→ **Goal**: What is the number of lines in the data that hold the string "icon"? Reply with that number only.

— Start Stored rows —

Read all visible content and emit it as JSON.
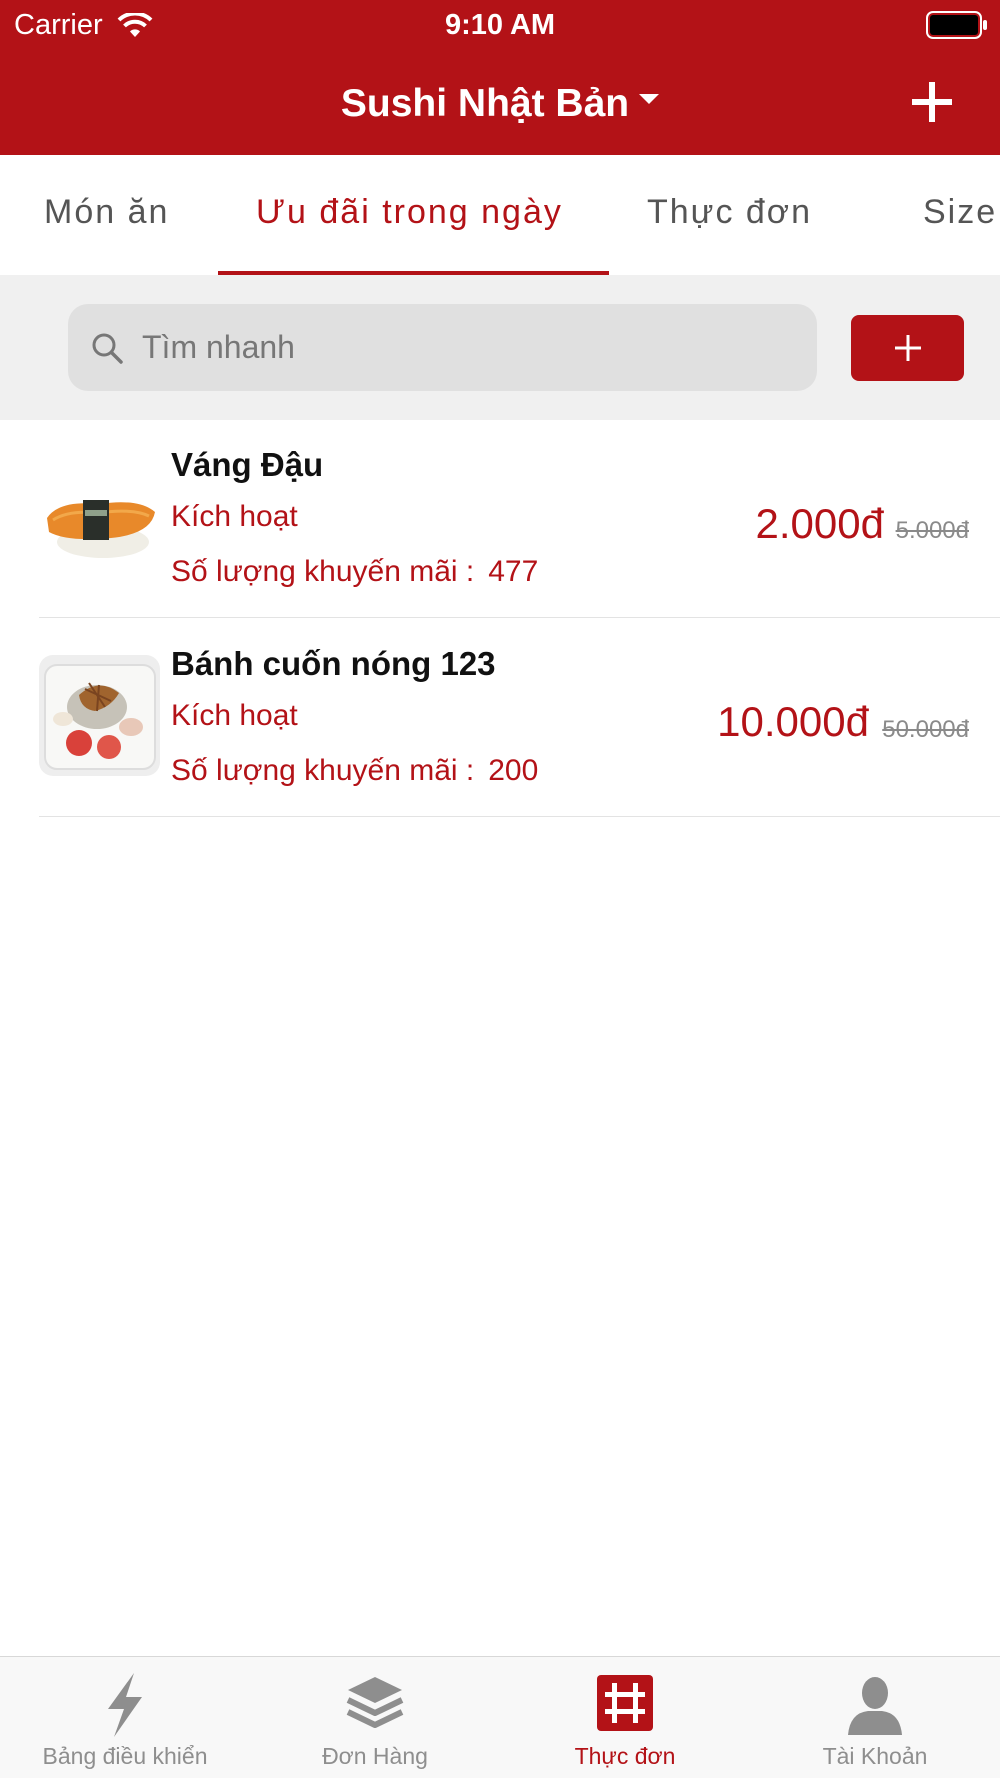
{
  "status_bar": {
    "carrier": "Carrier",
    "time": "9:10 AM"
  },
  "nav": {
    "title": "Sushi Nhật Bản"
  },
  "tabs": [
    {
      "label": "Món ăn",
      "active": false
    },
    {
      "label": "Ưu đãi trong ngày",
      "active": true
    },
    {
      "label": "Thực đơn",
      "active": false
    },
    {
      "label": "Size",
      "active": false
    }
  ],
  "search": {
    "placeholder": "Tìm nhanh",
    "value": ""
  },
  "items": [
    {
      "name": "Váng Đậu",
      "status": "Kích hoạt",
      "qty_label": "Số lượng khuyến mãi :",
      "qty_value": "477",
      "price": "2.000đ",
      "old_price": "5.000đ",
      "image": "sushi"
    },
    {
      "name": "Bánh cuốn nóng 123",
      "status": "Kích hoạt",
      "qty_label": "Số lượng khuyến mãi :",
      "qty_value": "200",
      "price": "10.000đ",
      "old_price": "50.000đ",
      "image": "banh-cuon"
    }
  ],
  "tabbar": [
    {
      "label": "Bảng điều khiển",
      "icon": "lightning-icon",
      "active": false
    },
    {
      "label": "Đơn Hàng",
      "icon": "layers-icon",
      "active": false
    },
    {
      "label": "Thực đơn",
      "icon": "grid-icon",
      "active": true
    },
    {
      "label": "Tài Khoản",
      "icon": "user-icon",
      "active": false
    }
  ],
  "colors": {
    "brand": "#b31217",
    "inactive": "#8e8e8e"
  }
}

— End Stored rows —

→ **Expected output**: 4